* begin Exercise materials *

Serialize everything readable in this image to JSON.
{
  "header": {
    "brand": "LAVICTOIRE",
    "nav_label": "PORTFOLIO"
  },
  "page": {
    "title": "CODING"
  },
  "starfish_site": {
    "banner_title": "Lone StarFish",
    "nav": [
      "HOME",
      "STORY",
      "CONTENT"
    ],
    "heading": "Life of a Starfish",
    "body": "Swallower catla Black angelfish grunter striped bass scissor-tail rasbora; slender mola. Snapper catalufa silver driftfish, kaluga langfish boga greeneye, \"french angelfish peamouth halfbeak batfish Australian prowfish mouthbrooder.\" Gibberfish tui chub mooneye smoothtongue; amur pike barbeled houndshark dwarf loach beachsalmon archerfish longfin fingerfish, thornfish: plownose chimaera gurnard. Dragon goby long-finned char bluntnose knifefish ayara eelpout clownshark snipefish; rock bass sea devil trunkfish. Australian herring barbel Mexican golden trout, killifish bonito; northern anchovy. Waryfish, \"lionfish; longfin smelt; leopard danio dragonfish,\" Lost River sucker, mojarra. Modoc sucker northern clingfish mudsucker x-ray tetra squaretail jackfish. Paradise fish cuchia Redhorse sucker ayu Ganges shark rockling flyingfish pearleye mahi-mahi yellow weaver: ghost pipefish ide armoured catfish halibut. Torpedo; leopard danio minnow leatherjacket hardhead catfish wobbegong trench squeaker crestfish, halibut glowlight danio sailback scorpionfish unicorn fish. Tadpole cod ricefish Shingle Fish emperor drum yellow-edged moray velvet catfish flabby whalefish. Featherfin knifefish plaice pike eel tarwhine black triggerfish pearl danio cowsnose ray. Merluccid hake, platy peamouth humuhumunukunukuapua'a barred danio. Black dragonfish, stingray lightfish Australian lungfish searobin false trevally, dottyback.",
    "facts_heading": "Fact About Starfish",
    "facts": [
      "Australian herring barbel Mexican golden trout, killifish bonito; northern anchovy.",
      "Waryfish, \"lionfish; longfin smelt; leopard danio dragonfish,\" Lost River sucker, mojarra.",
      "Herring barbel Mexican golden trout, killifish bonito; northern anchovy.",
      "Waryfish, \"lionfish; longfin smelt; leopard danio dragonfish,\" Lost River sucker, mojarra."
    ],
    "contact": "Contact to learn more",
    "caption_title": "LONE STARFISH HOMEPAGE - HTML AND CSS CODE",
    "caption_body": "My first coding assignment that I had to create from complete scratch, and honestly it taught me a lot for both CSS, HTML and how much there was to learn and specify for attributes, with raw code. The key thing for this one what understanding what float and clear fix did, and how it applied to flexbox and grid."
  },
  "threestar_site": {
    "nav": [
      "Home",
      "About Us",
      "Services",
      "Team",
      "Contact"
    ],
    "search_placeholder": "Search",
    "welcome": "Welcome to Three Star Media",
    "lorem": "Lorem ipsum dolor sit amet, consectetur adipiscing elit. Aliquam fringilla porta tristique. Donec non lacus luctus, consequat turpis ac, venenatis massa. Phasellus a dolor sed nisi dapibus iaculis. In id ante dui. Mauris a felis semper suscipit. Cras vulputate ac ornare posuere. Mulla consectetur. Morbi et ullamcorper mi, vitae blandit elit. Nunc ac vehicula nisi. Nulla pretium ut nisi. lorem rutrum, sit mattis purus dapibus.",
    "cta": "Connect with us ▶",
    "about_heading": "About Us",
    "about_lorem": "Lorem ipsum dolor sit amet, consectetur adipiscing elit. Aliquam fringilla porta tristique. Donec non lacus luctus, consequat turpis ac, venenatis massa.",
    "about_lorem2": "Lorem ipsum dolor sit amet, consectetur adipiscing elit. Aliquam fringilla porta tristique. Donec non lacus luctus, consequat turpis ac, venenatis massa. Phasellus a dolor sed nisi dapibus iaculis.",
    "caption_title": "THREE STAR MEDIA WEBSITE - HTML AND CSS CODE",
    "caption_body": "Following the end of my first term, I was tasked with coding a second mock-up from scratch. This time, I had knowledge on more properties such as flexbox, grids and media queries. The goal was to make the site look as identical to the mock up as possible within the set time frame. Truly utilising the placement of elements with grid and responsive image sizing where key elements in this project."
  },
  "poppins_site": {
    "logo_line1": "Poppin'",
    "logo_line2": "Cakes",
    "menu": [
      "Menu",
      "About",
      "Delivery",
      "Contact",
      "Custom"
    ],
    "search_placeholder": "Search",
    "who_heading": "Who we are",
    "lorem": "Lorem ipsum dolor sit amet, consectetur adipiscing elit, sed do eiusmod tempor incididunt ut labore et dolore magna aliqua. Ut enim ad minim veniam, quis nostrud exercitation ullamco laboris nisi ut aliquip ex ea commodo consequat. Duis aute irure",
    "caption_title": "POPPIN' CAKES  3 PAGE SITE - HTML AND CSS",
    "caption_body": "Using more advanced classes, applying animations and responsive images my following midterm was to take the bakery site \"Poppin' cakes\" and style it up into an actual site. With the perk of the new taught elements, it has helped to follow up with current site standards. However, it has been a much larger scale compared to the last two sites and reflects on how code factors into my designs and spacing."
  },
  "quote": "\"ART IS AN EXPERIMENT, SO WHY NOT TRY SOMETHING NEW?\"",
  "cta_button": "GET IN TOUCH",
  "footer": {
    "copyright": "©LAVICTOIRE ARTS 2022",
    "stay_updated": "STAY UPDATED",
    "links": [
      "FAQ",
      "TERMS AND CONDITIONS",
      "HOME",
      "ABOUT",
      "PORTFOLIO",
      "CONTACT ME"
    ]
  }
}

* end Exercise materials *

_Task description_:
Output each record precisely as given.

_Exercise result_:
Serialize everything readable in this image to JSON.
{
  "header": {
    "brand": "LAVICTOIRE",
    "nav_label": "PORTFOLIO"
  },
  "page": {
    "title": "CODING"
  },
  "starfish_site": {
    "banner_title": "Lone StarFish",
    "nav": [
      "HOME",
      "STORY",
      "CONTENT"
    ],
    "heading": "Life of a Starfish",
    "body": "Swallower catla Black angelfish grunter striped bass scissor-tail rasbora; slender mola. Snapper catalufa silver driftfish, kaluga langfish boga greeneye, \"french angelfish peamouth halfbeak batfish Australian prowfish mouthbrooder.\" Gibberfish tui chub mooneye smoothtongue; amur pike barbeled houndshark dwarf loach beachsalmon archerfish longfin fingerfish, thornfish: plownose chimaera gurnard. Dragon goby long-finned char bluntnose knifefish ayara eelpout clownshark snipefish; rock bass sea devil trunkfish. Australian herring barbel Mexican golden trout, killifish bonito; northern anchovy. Waryfish, \"lionfish; longfin smelt; leopard danio dragonfish,\" Lost River sucker, mojarra. Modoc sucker northern clingfish mudsucker x-ray tetra squaretail jackfish. Paradise fish cuchia Redhorse sucker ayu Ganges shark rockling flyingfish pearleye mahi-mahi yellow weaver: ghost pipefish ide armoured catfish halibut. Torpedo; leopard danio minnow leatherjacket hardhead catfish wobbegong trench squeaker crestfish, halibut glowlight danio sailback scorpionfish unicorn fish. Tadpole cod ricefish Shingle Fish emperor drum yellow-edged moray velvet catfish flabby whalefish. Featherfin knifefish plaice pike eel tarwhine black triggerfish pearl danio cowsnose ray. Merluccid hake, platy peamouth humuhumunukunukuapua'a barred danio. Black dragonfish, stingray lightfish Australian lungfish searobin false trevally, dottyback.",
    "facts_heading": "Fact About Starfish",
    "facts": [
      "Australian herring barbel Mexican golden trout, killifish bonito; northern anchovy.",
      "Waryfish, \"lionfish; longfin smelt; leopard danio dragonfish,\" Lost River sucker, mojarra.",
      "Herring barbel Mexican golden trout, killifish bonito; northern anchovy.",
      "Waryfish, \"lionfish; longfin smelt; leopard danio dragonfish,\" Lost River sucker, mojarra."
    ],
    "contact": "Contact to learn more",
    "caption_title": "LONE STARFISH HOMEPAGE - HTML AND CSS CODE",
    "caption_body": "My first coding assignment that I had to create from complete scratch, and honestly it taught me a lot for both CSS, HTML and how much there was to learn and specify for attributes, with raw code. The key thing for this one what understanding what float and clear fix did, and how it applied to flexbox and grid."
  },
  "threestar_site": {
    "nav": [
      "Home",
      "About Us",
      "Services",
      "Team",
      "Contact"
    ],
    "search_placeholder": "Search",
    "welcome": "Welcome to Three Star Media",
    "lorem": "Lorem ipsum dolor sit amet, consectetur adipiscing elit. Aliquam fringilla porta tristique. Donec non lacus luctus, consequat turpis ac, venenatis massa. Phasellus a dolor sed nisi dapibus iaculis. In id ante dui. Mauris a felis semper suscipit. Cras vulputate ac ornare posuere. Mulla consectetur. Morbi et ullamcorper mi, vitae blandit elit. Nunc ac vehicula nisi. Nulla pretium ut nisi. lorem rutrum, sit mattis purus dapibus.",
    "cta": "Connect with us ▶",
    "about_heading": "About Us",
    "about_lorem": "Lorem ipsum dolor sit amet, consectetur adipiscing elit. Aliquam fringilla porta tristique. Donec non lacus luctus, consequat turpis ac, venenatis massa.",
    "about_lorem2": "Lorem ipsum dolor sit amet, consectetur adipiscing elit. Aliquam fringilla porta tristique. Donec non lacus luctus, consequat turpis ac, venenatis massa. Phasellus a dolor sed nisi dapibus iaculis.",
    "caption_title": "THREE STAR MEDIA WEBSITE - HTML AND CSS CODE",
    "caption_body": "Following the end of my first term, I was tasked with coding a second mock-up from scratch. This time, I had knowledge on more properties such as flexbox, grids and media queries. The goal was to make the site look as identical to the mock up as possible within the set time frame. Truly utilising the placement of elements with grid and responsive image sizing where key elements in this project."
  },
  "poppins_site": {
    "logo_line1": "Poppin'",
    "logo_line2": "Cakes",
    "menu": [
      "Menu",
      "About",
      "Delivery",
      "Contact",
      "Custom"
    ],
    "search_placeholder": "Search",
    "who_heading": "Who we are",
    "lorem": "Lorem ipsum dolor sit amet, consectetur adipiscing elit, sed do eiusmod tempor incididunt ut labore et dolore magna aliqua. Ut enim ad minim veniam, quis nostrud exercitation ullamco laboris nisi ut aliquip ex ea commodo consequat. Duis aute irure",
    "caption_title": "POPPIN' CAKES  3 PAGE SITE - HTML AND CSS",
    "caption_body": "Using more advanced classes, applying animations and responsive images my following midterm was to take the bakery site \"Poppin' cakes\" and style it up into an actual site. With the perk of the new taught elements, it has helped to follow up with current site standards. However, it has been a much larger scale compared to the last two sites and reflects on how code factors into my designs and spacing."
  },
  "quote": "\"ART IS AN EXPERIMENT, SO WHY NOT TRY SOMETHING NEW?\"",
  "cta_button": "GET IN TOUCH",
  "footer": {
    "copyright": "©LAVICTOIRE ARTS 2022",
    "stay_updated": "STAY UPDATED",
    "links": [
      "FAQ",
      "TERMS AND CONDITIONS",
      "HOME",
      "ABOUT",
      "PORTFOLIO",
      "CONTACT ME"
    ]
  }
}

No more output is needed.